Task data →
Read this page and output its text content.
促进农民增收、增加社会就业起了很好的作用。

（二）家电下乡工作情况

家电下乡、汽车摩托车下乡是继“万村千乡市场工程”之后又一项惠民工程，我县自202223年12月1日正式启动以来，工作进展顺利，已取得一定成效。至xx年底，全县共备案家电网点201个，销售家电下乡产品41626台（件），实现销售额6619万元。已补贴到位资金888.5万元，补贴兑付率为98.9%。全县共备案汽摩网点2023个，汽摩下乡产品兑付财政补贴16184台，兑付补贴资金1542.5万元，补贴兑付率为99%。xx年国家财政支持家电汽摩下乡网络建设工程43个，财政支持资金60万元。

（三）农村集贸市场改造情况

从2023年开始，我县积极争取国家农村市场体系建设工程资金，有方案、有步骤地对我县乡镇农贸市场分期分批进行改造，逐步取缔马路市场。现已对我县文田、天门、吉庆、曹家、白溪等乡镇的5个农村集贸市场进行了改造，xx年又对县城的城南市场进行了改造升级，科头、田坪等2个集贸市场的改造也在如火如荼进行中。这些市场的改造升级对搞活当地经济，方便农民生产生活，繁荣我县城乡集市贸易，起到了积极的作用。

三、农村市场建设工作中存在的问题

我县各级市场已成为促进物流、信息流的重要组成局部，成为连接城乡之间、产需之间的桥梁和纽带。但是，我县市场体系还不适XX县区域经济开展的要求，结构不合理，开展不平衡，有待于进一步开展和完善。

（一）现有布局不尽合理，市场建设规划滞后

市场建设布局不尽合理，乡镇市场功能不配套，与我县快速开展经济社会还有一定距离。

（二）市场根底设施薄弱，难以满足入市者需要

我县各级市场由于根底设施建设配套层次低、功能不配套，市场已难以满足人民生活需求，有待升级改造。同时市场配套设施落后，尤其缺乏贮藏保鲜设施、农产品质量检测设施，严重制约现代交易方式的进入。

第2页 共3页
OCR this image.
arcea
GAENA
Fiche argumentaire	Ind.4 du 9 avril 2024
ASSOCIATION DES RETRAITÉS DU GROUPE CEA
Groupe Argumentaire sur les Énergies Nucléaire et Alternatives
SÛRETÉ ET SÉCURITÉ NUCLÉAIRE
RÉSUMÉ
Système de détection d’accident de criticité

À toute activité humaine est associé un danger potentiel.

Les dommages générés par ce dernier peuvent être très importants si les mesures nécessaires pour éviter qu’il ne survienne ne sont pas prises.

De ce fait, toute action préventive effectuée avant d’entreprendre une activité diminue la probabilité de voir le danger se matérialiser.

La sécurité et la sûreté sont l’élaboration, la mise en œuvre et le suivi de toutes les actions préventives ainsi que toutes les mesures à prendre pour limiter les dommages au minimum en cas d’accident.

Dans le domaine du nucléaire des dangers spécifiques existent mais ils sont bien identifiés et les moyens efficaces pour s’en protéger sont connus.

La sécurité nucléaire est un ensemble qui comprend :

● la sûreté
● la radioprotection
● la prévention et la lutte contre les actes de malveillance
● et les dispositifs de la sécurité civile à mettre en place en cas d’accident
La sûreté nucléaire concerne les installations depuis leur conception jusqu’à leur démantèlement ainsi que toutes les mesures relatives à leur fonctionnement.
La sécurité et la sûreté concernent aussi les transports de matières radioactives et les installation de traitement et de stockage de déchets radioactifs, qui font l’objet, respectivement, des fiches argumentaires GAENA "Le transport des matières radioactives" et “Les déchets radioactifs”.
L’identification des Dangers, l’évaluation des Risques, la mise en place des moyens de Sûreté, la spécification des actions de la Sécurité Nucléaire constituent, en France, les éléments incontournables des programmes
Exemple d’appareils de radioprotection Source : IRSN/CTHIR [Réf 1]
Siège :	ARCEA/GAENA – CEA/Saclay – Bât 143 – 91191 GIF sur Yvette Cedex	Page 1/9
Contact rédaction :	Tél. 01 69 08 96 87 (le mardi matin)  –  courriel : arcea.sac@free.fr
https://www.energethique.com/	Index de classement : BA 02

Exercise objective → Make a verbatim copy of every entry shown above.

Exercise solution →
Read this page and output its text content.
促进农民增收、增加社会就业起了很好的作用。

（二）家电下乡工作情况

家电下乡、汽车摩托车下乡是继“万村千乡市场工程”之后又一项惠民工程，我县自202223年12月1日正式启动以来，工作进展顺利，已取得一定成效。至xx年底，全县共备案家电网点201个，销售家电下乡产品41626台（件），实现销售额6619万元。已补贴到位资金888.5万元，补贴兑付率为98.9%。全县共备案汽摩网点2023个，汽摩下乡产品兑付财政补贴16184台，兑付补贴资金1542.5万元，补贴兑付率为99%。xx年国家财政支持家电汽摩下乡网络建设工程43个，财政支持资金60万元。

（三）农村集贸市场改造情况

从2023年开始，我县积极争取国家农村市场体系建设工程资金，有方案、有步骤地对我县乡镇农贸市场分期分批进行改造，逐步取缔马路市场。现已对我县文田、天门、吉庆、曹家、白溪等乡镇的5个农村集贸市场进行了改造，xx年又对县城的城南市场进行了改造升级，科头、田坪等2个集贸市场的改造也在如火如荼进行中。这些市场的改造升级对搞活当地经济，方便农民生产生活，繁荣我县城乡集市贸易，起到了积极的作用。

三、农村市场建设工作中存在的问题

我县各级市场已成为促进物流、信息流的重要组成局部，成为连接城乡之间、产需之间的桥梁和纽带。但是，我县市场体系还不适XX县区域经济开展的要求，结构不合理，开展不平衡，有待于进一步开展和完善。

（一）现有布局不尽合理，市场建设规划滞后

市场建设布局不尽合理，乡镇市场功能不配套，与我县快速开展经济社会还有一定距离。

（二）市场根底设施薄弱，难以满足入市者需要

我县各级市场由于根底设施建设配套层次低、功能不配套，市场已难以满足人民生活需求，有待升级改造。同时市场配套设施落后，尤其缺乏贮藏保鲜设施、农产品质量检测设施，严重制约现代交易方式的进入。

第2页 共3页
OCR this image.
arcea
GAENA
Fiche argumentaire	Ind.4 du 9 avril 2024
ASSOCIATION DES RETRAITÉS DU GROUPE CEA
Groupe Argumentaire sur les Énergies Nucléaire et Alternatives
SÛRETÉ ET SÉCURITÉ NUCLÉAIRE
RÉSUMÉ
Système de détection d’accident de criticité

À toute activité humaine est associé un danger potentiel.

Les dommages générés par ce dernier peuvent être très importants si les mesures nécessaires pour éviter qu’il ne survienne ne sont pas prises.

De ce fait, toute action préventive effectuée avant d’entreprendre une activité diminue la probabilité de voir le danger se matérialiser.

La sécurité et la sûreté sont l’élaboration, la mise en œuvre et le suivi de toutes les actions préventives ainsi que toutes les mesures à prendre pour limiter les dommages au minimum en cas d’accident.

Dans le domaine du nucléaire des dangers spécifiques existent mais ils sont bien identifiés et les moyens efficaces pour s’en protéger sont connus.

La sécurité nucléaire est un ensemble qui comprend :

● la sûreté
● la radioprotection
● la prévention et la lutte contre les actes de malveillance
● et les dispositifs de la sécurité civile à mettre en place en cas d’accident
La sûreté nucléaire concerne les installations depuis leur conception jusqu’à leur démantèlement ainsi que toutes les mesures relatives à leur fonctionnement.
La sécurité et la sûreté concernent aussi les transports de matières radioactives et les installation de traitement et de stockage de déchets radioactifs, qui font l’objet, respectivement, des fiches argumentaires GAENA "Le transport des matières radioactives" et “Les déchets radioactifs”.
L’identification des Dangers, l’évaluation des Risques, la mise en place des moyens de Sûreté, la spécification des actions de la Sécurité Nucléaire constituent, en France, les éléments incontournables des programmes
Exemple d’appareils de radioprotection Source : IRSN/CTHIR [Réf 1]
Siège :	ARCEA/GAENA – CEA/Saclay – Bât 143 – 91191 GIF sur Yvette Cedex	Page 1/9
Contact rédaction :	Tél. 01 69 08 96 87 (le mardi matin)  –  courriel : arcea.sac@free.fr
https://www.energethique.com/	Index de classement : BA 02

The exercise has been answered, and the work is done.